──────── THE RECORDS ────────
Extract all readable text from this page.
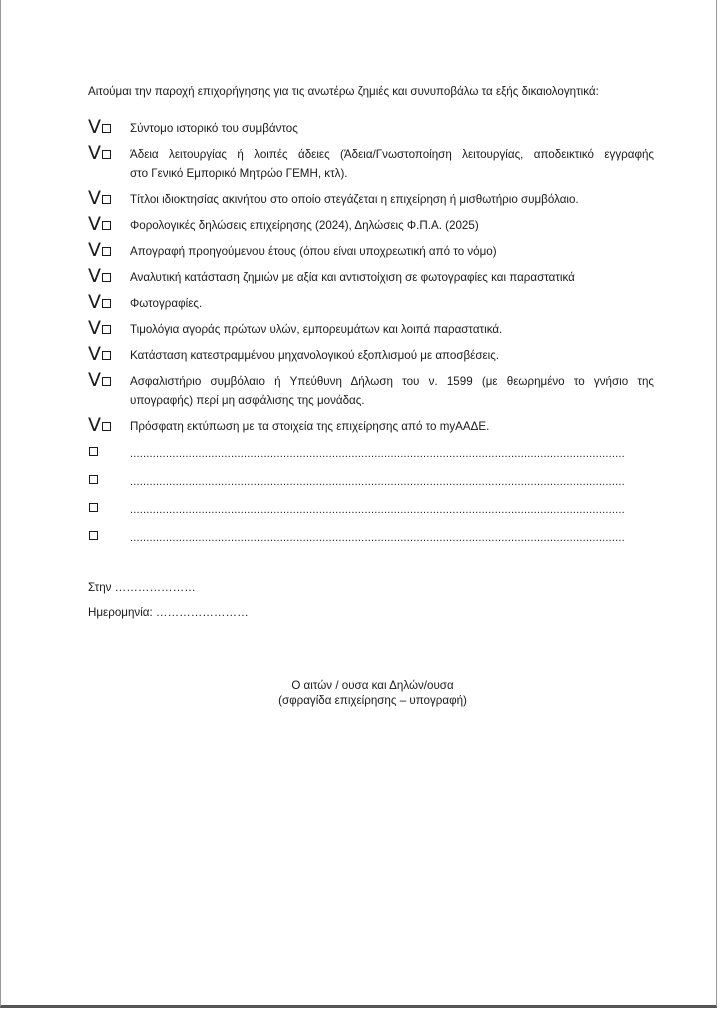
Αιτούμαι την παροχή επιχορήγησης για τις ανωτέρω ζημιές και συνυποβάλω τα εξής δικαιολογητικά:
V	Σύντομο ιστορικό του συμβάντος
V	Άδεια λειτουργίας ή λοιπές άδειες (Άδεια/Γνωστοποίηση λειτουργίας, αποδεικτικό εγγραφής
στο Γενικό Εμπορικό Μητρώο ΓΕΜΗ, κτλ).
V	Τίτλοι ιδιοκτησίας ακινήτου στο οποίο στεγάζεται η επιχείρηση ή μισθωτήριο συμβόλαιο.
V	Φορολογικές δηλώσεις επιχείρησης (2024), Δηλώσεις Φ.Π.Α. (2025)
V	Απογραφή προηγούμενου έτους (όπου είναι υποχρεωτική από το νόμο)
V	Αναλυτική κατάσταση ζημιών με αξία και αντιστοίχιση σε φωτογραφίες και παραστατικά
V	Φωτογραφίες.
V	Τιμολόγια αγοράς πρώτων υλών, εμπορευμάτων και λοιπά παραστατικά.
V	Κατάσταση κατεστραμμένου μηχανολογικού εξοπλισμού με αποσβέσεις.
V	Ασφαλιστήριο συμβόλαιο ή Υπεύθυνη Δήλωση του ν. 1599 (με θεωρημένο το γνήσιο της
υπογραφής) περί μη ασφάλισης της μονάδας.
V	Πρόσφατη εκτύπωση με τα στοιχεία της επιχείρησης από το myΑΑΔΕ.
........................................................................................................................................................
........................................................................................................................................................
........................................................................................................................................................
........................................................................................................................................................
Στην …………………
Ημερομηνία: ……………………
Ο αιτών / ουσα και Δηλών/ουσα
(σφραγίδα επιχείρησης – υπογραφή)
────────
REQUEST: Scan the material above and determine how many lines include the word "παραστατικά"; report only the number.

REPLY TO THE TASK: 2